▸ Exercise details
Pick out each line in these entries that contains the string "creativity".

▸ Data lines
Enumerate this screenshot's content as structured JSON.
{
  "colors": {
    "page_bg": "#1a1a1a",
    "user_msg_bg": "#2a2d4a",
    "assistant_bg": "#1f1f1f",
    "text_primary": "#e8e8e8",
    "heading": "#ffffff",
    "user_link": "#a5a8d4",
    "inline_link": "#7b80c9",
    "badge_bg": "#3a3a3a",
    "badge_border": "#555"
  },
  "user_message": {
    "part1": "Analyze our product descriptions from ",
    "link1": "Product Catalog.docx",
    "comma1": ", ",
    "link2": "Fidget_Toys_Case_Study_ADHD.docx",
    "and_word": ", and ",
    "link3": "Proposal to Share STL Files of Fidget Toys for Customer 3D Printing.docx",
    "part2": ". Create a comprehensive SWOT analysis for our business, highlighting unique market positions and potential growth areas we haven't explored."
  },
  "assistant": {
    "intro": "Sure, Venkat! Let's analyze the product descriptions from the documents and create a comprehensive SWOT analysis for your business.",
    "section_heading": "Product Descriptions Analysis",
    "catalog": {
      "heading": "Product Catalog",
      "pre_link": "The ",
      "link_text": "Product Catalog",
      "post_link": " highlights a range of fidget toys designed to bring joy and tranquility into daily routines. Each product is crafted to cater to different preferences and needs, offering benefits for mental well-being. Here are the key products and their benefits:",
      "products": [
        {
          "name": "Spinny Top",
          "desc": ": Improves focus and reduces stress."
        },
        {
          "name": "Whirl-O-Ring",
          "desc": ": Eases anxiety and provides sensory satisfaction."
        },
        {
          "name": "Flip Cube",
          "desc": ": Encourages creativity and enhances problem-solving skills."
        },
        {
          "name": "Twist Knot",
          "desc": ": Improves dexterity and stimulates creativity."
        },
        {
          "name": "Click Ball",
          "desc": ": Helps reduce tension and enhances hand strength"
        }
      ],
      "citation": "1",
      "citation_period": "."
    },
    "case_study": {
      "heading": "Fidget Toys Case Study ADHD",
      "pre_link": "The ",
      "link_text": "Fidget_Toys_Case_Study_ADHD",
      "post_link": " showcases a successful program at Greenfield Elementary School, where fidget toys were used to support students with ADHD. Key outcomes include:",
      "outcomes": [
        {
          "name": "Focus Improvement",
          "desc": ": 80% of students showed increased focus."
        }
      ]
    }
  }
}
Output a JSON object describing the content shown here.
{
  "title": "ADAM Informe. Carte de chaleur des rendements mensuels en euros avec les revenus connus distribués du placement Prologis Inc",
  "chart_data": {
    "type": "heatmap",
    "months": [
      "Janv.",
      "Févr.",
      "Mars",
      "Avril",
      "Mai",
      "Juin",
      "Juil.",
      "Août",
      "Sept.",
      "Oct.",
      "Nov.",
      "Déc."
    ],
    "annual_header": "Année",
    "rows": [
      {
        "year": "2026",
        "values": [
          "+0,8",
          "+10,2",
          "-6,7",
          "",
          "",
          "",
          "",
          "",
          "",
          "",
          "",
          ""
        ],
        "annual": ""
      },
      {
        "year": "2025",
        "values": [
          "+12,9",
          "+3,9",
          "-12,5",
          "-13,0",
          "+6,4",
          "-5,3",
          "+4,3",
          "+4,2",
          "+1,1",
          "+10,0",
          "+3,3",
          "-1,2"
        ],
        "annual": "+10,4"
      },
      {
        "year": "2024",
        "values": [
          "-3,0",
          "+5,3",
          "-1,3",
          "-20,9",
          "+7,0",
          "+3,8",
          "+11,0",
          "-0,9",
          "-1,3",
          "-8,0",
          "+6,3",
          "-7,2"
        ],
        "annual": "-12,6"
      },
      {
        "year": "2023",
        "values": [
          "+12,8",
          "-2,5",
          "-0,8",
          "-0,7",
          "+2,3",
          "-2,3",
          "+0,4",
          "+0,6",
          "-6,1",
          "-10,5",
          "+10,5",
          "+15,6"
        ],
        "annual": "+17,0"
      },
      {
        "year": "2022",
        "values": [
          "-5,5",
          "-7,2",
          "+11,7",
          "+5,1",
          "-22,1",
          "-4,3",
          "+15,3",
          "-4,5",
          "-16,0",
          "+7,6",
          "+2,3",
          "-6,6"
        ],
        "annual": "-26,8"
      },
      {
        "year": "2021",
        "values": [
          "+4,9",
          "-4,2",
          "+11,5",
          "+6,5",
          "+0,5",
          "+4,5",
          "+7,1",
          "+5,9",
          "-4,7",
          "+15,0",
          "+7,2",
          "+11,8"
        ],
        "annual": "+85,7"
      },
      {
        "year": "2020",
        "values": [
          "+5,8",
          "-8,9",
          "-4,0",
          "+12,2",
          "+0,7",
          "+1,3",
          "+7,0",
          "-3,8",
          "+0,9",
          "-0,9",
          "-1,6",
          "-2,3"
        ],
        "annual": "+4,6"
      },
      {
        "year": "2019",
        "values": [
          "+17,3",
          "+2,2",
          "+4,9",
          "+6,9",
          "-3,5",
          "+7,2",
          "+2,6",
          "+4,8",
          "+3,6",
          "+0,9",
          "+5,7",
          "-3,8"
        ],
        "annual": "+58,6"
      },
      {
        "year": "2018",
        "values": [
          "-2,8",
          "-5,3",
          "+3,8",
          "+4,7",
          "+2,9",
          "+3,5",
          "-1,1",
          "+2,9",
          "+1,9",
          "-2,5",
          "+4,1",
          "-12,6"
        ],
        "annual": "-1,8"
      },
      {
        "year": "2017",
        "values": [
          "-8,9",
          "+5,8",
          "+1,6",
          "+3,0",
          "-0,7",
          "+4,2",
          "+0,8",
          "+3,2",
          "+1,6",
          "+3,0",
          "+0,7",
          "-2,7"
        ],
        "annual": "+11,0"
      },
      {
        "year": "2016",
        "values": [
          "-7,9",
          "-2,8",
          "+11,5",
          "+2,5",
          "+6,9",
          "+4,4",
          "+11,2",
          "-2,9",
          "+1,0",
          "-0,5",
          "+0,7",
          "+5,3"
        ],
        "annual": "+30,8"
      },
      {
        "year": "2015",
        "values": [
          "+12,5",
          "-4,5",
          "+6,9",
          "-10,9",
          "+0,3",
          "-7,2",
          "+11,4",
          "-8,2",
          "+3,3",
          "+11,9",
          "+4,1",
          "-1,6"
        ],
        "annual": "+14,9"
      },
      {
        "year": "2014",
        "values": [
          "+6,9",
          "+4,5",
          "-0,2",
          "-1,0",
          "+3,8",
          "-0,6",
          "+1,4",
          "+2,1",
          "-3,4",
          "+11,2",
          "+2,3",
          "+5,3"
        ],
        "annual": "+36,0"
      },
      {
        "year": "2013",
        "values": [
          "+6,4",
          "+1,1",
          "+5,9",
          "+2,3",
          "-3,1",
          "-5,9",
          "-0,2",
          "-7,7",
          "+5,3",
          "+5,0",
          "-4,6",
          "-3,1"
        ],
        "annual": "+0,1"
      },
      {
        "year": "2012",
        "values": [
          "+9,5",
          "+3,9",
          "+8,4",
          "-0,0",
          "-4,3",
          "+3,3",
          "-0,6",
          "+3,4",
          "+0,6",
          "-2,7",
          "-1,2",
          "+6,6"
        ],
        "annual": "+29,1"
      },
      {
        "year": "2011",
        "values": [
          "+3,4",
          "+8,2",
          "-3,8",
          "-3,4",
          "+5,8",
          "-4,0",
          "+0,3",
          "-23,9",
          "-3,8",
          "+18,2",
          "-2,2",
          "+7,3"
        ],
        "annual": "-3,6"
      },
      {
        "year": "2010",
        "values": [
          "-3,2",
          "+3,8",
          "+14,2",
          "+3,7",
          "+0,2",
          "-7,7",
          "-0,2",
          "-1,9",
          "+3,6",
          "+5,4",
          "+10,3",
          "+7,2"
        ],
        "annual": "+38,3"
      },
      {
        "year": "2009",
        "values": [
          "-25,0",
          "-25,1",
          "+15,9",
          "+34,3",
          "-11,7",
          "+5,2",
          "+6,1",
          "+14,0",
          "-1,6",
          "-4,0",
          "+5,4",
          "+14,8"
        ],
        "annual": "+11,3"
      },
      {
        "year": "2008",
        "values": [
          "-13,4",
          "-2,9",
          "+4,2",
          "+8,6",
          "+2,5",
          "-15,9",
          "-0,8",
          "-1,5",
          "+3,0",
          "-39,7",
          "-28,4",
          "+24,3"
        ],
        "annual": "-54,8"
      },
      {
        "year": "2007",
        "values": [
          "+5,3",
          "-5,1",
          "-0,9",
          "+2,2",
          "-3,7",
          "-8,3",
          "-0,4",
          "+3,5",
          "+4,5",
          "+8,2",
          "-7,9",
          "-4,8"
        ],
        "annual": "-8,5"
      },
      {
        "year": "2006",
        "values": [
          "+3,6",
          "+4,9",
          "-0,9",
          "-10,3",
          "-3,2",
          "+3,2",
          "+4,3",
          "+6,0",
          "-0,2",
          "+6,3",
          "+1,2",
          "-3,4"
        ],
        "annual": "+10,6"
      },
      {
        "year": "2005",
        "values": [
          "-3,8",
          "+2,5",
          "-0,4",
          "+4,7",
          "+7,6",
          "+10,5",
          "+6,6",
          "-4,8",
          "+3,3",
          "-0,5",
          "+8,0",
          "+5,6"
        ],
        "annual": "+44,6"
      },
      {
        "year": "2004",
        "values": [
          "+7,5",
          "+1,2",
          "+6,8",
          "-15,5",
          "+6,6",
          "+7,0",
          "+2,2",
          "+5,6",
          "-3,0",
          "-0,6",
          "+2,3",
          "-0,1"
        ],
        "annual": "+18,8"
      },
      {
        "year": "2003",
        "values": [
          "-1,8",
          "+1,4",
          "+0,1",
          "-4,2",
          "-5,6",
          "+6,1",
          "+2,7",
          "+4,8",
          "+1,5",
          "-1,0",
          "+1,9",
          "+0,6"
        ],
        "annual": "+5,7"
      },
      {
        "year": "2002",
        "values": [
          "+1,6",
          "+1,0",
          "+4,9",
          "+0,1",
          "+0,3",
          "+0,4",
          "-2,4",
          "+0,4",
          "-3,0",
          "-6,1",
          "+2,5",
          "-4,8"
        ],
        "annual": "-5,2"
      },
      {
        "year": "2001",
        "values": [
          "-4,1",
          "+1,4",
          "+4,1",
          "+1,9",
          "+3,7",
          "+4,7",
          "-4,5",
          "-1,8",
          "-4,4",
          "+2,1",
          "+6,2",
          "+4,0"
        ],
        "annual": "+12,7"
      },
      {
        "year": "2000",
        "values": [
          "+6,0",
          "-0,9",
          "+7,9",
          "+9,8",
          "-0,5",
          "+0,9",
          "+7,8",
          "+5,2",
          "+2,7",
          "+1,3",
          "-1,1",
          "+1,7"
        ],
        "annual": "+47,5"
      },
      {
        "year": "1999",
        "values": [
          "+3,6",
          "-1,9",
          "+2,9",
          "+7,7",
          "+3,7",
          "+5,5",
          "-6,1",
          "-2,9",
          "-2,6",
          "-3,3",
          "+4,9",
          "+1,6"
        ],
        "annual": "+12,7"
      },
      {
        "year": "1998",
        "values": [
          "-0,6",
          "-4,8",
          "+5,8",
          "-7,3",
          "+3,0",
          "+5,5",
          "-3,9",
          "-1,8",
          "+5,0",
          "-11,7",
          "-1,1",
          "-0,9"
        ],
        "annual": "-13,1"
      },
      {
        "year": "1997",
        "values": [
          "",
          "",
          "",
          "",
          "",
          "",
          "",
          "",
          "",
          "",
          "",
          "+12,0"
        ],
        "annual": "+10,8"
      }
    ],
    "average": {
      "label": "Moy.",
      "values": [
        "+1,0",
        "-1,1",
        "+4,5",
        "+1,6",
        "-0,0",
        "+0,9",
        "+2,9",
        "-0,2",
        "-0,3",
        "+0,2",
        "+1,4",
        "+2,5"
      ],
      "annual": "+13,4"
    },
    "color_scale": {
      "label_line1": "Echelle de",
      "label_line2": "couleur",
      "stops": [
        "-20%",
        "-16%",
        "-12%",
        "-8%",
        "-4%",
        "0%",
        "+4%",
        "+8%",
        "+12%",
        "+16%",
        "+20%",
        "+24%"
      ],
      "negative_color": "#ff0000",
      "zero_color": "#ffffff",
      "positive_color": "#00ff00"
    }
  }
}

▸ Result for this exercise
          "desc": ": Encourages creativity and enhances problem-solving skills."
          "desc": ": Improves dexterity and stimulates creativity."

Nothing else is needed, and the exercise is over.